**Objective**
Reply with nothing except the number of lines that contain the word "JSON".

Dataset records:
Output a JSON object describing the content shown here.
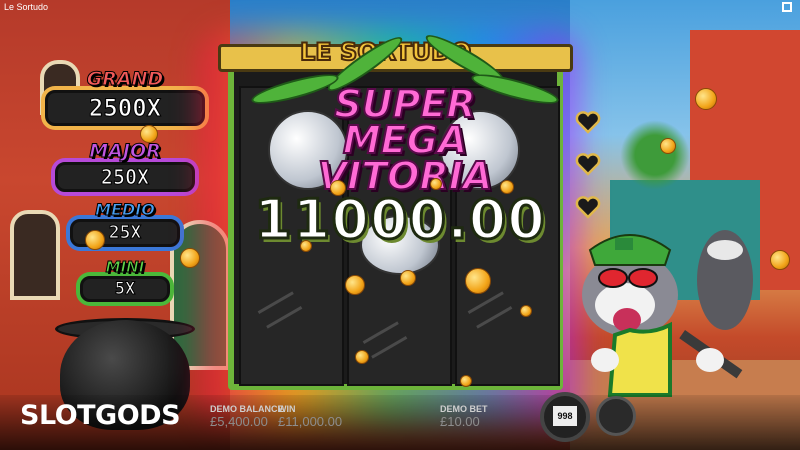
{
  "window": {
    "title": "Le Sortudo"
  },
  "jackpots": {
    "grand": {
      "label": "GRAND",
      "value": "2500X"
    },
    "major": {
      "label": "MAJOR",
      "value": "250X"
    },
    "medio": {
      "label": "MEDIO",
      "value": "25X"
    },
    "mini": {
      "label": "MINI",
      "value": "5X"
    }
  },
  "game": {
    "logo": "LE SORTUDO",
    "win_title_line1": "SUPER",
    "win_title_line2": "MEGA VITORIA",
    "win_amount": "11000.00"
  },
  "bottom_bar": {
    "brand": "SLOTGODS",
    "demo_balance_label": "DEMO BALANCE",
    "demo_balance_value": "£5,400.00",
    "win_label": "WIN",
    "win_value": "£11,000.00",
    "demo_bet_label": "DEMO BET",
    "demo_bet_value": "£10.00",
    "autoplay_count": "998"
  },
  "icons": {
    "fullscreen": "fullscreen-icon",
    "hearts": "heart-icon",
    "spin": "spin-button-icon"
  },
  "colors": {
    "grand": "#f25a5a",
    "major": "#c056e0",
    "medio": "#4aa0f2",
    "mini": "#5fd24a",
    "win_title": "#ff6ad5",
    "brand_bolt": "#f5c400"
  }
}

==

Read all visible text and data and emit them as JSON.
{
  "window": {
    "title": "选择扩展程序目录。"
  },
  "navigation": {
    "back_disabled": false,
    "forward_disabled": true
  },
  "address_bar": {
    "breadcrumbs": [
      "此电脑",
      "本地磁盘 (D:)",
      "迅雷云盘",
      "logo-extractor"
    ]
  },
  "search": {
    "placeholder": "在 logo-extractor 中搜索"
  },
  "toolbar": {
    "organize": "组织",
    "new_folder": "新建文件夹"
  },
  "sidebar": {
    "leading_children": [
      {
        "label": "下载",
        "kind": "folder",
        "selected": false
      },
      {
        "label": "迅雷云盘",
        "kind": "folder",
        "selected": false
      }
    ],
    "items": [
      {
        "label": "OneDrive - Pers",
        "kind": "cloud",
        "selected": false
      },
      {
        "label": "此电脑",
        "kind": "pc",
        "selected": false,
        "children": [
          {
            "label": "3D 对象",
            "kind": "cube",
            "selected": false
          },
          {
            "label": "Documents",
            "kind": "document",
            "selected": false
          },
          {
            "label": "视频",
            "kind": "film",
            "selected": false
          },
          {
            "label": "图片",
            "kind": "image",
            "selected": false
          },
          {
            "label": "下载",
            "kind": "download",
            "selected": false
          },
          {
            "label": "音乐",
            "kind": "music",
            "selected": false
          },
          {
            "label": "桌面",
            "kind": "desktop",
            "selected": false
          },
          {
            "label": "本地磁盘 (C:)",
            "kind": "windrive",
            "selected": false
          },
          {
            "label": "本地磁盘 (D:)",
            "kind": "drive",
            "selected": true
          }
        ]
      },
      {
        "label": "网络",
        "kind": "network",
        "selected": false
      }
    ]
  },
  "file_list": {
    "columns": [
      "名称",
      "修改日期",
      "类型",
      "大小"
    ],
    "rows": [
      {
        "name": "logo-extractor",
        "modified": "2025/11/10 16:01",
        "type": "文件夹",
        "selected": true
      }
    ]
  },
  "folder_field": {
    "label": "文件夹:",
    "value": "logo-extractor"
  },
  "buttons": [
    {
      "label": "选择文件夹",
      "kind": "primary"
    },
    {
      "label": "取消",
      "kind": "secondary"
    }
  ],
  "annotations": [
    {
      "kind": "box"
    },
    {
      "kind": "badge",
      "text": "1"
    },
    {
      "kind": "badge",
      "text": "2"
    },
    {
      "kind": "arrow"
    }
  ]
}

**Full answer**
2